• Set exercise:
Copy all lines below containing "that".

• Records provided:
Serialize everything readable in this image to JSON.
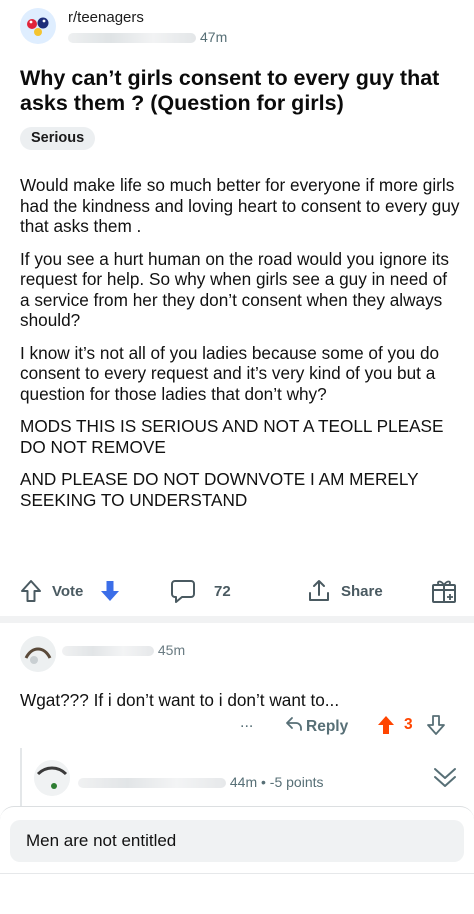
{
  "post": {
    "subreddit": "r/teenagers",
    "time": "47m",
    "title": "Why can’t girls consent to every guy that asks them ? (Question for girls)",
    "flair": "Serious",
    "paragraphs": [
      "Would make life so much better for everyone if more girls had the kindness and loving heart to consent to every guy that asks them .",
      "If you see a hurt human on the road would you ignore its request for help. So why when girls see a guy in need of a service from her they don’t consent when they always should?",
      "I know it’s not all of you ladies because some of you do consent to every request and it’s very kind of you but a question for those ladies that don’t why?",
      "MODS THIS IS SERIOUS AND NOT A TEOLL PLEASE DO NOT REMOVE",
      "AND PLEASE DO NOT DOWNVOTE I AM MERELY SEEKING TO UNDERSTAND"
    ]
  },
  "actions": {
    "vote_label": "Vote",
    "comment_count": "72",
    "share_label": "Share"
  },
  "comments": [
    {
      "time": "45m",
      "text": "Wgat??? If i don’t want to i don’t want to...",
      "more": "...",
      "reply_label": "Reply",
      "score": "3"
    },
    {
      "meta": "44m • -5 points"
    }
  ],
  "reply_input": {
    "value": "Men are not entitled"
  },
  "colors": {
    "upvote": "#ff4500",
    "downvote": "#3b6ee8",
    "muted": "#576f76"
  },
  "icons": [
    "subreddit-avatar-icon",
    "arrow-up-icon",
    "arrow-down-icon",
    "comment-bubble-icon",
    "share-icon",
    "award-icon",
    "more-dots-icon",
    "reply-arrow-icon",
    "collapse-chevron-icon"
  ]
}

• Output for this exercise:
    "title": "Why can’t girls consent to every guy that asks them ? (Question for girls)",
      "Would make life so much better for everyone if more girls had the kindness and loving heart to consent to every guy that asks them .",
      "I know it’s not all of you ladies because some of you do consent to every request and it’s very kind of you but a question for those ladies that don’t why?",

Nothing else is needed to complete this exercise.